Keep only the lines that hold the string "initiatives", filtering out the rest of the entries below.

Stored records
──────────────────────────────

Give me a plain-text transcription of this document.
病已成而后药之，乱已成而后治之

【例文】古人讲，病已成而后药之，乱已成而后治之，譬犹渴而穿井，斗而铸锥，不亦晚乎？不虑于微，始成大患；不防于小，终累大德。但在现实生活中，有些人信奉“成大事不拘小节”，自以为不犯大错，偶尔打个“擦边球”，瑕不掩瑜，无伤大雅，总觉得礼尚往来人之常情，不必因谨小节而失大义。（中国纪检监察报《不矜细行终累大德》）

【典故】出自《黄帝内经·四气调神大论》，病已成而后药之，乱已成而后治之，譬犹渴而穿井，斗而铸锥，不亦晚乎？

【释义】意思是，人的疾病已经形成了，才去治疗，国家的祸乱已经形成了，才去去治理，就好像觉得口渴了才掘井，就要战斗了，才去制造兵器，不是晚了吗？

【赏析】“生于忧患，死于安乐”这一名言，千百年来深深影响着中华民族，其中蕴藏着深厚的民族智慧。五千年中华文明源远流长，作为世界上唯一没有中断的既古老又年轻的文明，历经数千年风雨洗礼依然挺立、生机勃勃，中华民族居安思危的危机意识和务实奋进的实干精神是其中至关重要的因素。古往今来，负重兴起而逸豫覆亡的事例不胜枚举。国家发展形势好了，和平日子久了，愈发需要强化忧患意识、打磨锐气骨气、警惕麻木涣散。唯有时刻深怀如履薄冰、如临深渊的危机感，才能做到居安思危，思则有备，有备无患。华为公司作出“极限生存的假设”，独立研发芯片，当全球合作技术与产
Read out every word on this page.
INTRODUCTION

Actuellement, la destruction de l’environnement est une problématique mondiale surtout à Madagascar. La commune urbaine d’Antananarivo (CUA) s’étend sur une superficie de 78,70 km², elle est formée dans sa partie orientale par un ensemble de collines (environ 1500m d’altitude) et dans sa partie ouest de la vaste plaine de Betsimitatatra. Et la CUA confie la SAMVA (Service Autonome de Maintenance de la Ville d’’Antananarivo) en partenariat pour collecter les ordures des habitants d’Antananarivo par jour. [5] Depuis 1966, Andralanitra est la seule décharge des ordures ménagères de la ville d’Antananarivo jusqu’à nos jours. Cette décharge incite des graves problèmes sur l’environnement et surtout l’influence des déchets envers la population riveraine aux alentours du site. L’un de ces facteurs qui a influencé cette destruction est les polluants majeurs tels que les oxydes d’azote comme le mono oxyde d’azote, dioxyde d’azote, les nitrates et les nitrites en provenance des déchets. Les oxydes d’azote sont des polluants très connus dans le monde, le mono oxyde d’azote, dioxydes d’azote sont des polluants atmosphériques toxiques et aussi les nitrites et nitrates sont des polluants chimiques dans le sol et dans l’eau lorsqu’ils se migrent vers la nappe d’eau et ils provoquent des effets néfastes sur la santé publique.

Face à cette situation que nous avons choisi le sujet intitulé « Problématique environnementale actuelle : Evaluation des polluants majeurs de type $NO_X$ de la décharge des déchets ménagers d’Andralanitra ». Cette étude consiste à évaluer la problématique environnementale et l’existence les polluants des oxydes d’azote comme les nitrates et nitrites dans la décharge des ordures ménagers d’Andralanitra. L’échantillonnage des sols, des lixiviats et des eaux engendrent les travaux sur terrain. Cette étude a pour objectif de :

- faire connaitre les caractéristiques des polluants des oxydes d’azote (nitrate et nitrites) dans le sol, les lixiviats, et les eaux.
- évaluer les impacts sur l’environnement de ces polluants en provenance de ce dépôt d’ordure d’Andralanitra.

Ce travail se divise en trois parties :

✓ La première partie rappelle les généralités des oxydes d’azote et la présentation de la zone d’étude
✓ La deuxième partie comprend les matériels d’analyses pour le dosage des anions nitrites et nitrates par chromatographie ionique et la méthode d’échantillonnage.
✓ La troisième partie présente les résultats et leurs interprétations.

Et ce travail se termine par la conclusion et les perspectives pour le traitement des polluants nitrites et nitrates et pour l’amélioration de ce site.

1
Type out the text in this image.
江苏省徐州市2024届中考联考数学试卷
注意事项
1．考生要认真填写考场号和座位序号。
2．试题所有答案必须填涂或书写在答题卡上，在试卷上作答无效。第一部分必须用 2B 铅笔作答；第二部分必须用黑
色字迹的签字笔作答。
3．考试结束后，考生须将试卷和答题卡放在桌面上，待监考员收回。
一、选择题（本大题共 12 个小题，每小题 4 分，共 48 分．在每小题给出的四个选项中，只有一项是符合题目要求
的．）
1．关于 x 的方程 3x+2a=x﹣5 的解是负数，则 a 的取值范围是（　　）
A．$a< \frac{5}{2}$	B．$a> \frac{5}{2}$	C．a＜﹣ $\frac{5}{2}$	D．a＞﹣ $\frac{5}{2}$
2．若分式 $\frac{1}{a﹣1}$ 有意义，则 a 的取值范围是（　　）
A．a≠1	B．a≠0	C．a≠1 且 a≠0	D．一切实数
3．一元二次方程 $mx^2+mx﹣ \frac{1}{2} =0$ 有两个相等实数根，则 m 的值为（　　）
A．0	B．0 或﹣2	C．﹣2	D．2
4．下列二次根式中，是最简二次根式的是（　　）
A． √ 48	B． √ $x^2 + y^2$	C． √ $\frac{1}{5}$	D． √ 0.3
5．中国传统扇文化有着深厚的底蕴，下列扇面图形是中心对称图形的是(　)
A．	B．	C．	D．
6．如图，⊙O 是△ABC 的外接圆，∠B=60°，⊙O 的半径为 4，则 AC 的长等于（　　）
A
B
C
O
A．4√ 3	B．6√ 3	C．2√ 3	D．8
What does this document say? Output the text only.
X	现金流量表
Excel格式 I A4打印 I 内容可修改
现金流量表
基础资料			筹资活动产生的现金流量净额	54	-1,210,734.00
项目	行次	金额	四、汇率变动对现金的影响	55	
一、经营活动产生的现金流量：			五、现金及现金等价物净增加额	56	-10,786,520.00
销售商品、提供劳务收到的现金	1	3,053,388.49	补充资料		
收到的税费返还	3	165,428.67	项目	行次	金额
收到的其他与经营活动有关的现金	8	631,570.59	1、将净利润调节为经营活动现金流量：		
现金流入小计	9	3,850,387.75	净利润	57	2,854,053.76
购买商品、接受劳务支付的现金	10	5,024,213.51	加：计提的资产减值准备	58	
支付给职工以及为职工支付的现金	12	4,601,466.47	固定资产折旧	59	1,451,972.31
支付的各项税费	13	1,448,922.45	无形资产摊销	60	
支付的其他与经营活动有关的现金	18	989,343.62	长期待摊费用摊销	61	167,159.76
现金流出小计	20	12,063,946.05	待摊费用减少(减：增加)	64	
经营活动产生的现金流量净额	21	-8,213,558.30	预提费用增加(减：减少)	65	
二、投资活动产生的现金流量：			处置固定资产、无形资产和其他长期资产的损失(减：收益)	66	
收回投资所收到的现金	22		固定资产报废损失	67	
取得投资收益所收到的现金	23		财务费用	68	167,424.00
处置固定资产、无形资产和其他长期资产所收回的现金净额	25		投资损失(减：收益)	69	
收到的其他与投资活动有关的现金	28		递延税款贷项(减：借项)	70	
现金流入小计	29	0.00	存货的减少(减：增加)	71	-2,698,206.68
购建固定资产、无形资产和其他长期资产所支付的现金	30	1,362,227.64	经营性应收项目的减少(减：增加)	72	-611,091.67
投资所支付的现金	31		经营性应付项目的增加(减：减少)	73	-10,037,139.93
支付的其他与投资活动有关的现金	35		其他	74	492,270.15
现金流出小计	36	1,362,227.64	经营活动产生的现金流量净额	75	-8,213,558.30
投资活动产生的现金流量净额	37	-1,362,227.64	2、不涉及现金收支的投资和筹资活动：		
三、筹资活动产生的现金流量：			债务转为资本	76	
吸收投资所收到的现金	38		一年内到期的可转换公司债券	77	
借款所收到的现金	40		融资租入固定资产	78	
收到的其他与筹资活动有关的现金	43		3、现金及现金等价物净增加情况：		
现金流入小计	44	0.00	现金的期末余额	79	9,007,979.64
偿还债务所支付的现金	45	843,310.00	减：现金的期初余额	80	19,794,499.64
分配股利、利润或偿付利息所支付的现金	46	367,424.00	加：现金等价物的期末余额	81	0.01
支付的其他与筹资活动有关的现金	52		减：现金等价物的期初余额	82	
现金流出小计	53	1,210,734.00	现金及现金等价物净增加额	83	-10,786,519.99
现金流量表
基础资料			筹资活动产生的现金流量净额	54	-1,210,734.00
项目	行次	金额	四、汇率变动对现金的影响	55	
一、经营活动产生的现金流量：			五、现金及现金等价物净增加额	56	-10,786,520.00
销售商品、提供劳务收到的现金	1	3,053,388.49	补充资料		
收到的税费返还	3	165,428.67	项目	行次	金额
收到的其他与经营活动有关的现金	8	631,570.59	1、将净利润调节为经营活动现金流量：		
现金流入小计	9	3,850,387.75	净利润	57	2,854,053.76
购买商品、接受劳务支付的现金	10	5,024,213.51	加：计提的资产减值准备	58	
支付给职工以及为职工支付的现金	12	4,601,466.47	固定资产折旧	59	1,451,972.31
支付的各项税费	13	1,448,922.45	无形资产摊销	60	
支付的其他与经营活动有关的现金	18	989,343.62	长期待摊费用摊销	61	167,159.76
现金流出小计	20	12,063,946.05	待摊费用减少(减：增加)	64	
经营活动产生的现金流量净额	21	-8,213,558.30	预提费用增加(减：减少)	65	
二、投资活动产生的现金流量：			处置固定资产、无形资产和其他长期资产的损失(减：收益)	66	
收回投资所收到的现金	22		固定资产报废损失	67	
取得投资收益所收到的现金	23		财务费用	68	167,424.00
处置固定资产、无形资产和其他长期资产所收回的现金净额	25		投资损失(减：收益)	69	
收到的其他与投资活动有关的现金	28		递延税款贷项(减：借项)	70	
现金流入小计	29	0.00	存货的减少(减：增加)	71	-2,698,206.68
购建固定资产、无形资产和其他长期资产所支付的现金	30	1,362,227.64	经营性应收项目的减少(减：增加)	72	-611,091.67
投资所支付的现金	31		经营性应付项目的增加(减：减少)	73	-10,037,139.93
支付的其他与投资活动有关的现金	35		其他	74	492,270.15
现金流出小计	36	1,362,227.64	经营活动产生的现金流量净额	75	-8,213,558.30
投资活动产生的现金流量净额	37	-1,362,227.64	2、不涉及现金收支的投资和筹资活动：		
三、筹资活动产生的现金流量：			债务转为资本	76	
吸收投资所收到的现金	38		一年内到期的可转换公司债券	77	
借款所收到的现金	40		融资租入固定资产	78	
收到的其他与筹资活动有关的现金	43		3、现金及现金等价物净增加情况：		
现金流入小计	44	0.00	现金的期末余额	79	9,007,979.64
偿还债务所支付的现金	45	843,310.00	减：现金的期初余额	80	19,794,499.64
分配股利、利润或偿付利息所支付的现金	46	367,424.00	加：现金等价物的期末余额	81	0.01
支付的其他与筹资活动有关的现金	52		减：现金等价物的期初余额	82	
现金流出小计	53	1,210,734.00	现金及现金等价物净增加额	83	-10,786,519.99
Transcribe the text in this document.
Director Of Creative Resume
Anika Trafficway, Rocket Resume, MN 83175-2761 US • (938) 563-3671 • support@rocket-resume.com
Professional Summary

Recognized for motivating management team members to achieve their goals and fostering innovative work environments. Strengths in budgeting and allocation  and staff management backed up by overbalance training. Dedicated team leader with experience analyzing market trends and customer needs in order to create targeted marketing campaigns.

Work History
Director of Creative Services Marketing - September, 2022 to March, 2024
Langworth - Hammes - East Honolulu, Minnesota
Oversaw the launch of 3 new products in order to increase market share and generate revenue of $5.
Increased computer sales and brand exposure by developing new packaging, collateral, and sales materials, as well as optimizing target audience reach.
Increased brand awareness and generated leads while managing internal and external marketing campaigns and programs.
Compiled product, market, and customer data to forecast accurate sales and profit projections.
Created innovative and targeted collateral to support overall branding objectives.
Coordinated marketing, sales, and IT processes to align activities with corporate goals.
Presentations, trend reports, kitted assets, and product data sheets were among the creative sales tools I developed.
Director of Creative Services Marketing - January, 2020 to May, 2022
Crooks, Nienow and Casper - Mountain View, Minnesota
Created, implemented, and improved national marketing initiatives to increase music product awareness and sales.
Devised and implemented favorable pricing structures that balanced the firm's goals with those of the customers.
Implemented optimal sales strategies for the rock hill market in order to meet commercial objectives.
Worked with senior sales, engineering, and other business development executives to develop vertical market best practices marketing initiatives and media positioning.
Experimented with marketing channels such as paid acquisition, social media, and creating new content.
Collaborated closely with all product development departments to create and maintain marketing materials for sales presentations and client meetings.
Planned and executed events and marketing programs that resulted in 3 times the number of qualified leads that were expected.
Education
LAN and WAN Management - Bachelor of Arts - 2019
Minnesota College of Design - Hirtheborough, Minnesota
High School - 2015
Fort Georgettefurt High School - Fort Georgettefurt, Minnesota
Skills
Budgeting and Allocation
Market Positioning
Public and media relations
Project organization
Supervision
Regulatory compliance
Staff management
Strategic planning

──────────────────────────────

§ Completed exercise:
Created, implemented, and improved national marketing initiatives to increase music product awareness and sales.
Worked with senior sales, engineering, and other business development executives to develop vertical market best practices marketing initiatives and media positioning.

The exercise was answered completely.